» Excerpted data
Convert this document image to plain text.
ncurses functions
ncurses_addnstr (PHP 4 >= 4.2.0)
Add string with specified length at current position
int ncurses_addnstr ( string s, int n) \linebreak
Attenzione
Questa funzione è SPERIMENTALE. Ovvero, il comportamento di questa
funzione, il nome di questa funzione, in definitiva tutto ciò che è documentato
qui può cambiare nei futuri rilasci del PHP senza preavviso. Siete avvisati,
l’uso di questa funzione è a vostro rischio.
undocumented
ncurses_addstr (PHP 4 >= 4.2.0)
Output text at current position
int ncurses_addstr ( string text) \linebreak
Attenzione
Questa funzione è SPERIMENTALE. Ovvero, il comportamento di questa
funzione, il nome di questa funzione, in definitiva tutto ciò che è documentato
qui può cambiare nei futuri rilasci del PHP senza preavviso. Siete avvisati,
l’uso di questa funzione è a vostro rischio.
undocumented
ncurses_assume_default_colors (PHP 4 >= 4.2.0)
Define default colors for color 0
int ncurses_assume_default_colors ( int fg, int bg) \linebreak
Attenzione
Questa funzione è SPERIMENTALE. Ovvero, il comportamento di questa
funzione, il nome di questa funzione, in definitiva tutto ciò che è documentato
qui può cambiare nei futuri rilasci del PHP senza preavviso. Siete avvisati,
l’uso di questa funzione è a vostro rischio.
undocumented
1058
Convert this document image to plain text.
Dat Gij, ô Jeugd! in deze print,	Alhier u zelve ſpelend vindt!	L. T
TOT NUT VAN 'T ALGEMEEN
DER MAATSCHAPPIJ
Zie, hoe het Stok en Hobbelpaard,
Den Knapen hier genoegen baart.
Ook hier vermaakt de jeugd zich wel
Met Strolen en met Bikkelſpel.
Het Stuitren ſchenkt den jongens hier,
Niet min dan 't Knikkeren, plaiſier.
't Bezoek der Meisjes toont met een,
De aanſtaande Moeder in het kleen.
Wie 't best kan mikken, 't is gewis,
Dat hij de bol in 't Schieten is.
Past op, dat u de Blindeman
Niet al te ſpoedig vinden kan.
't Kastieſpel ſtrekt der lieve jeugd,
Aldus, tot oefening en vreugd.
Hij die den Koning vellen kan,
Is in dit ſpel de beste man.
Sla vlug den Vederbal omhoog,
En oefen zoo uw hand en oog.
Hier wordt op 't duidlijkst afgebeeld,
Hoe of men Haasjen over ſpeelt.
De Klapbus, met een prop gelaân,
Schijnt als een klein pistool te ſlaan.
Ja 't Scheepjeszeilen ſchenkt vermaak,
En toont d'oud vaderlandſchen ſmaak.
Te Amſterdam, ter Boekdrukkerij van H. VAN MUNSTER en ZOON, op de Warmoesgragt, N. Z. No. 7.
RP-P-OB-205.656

» Task to complete
Write an exact transcription of every entry above.

» Written solution
Convert this document image to plain text.
ncurses functions
ncurses_addnstr (PHP 4 >= 4.2.0)
Add string with specified length at current position
int ncurses_addnstr ( string s, int n) \linebreak
Attenzione
Questa funzione è SPERIMENTALE. Ovvero, il comportamento di questa
funzione, il nome di questa funzione, in definitiva tutto ciò che è documentato
qui può cambiare nei futuri rilasci del PHP senza preavviso. Siete avvisati,
l’uso di questa funzione è a vostro rischio.
undocumented
ncurses_addstr (PHP 4 >= 4.2.0)
Output text at current position
int ncurses_addstr ( string text) \linebreak
Attenzione
Questa funzione è SPERIMENTALE. Ovvero, il comportamento di questa
funzione, il nome di questa funzione, in definitiva tutto ciò che è documentato
qui può cambiare nei futuri rilasci del PHP senza preavviso. Siete avvisati,
l’uso di questa funzione è a vostro rischio.
undocumented
ncurses_assume_default_colors (PHP 4 >= 4.2.0)
Define default colors for color 0
int ncurses_assume_default_colors ( int fg, int bg) \linebreak
Attenzione
Questa funzione è SPERIMENTALE. Ovvero, il comportamento di questa
funzione, il nome di questa funzione, in definitiva tutto ciò che è documentato
qui può cambiare nei futuri rilasci del PHP senza preavviso. Siete avvisati,
l’uso di questa funzione è a vostro rischio.
undocumented
1058
Convert this document image to plain text.
Dat Gij, ô Jeugd! in deze print,	Alhier u zelve ſpelend vindt!	L. T
TOT NUT VAN 'T ALGEMEEN
DER MAATSCHAPPIJ
Zie, hoe het Stok en Hobbelpaard,
Den Knapen hier genoegen baart.
Ook hier vermaakt de jeugd zich wel
Met Strolen en met Bikkelſpel.
Het Stuitren ſchenkt den jongens hier,
Niet min dan 't Knikkeren, plaiſier.
't Bezoek der Meisjes toont met een,
De aanſtaande Moeder in het kleen.
Wie 't best kan mikken, 't is gewis,
Dat hij de bol in 't Schieten is.
Past op, dat u de Blindeman
Niet al te ſpoedig vinden kan.
't Kastieſpel ſtrekt der lieve jeugd,
Aldus, tot oefening en vreugd.
Hij die den Koning vellen kan,
Is in dit ſpel de beste man.
Sla vlug den Vederbal omhoog,
En oefen zoo uw hand en oog.
Hier wordt op 't duidlijkst afgebeeld,
Hoe of men Haasjen over ſpeelt.
De Klapbus, met een prop gelaân,
Schijnt als een klein pistool te ſlaan.
Ja 't Scheepjeszeilen ſchenkt vermaak,
En toont d'oud vaderlandſchen ſmaak.
Te Amſterdam, ter Boekdrukkerij van H. VAN MUNSTER en ZOON, op de Warmoesgragt, N. Z. No. 7.
RP-P-OB-205.656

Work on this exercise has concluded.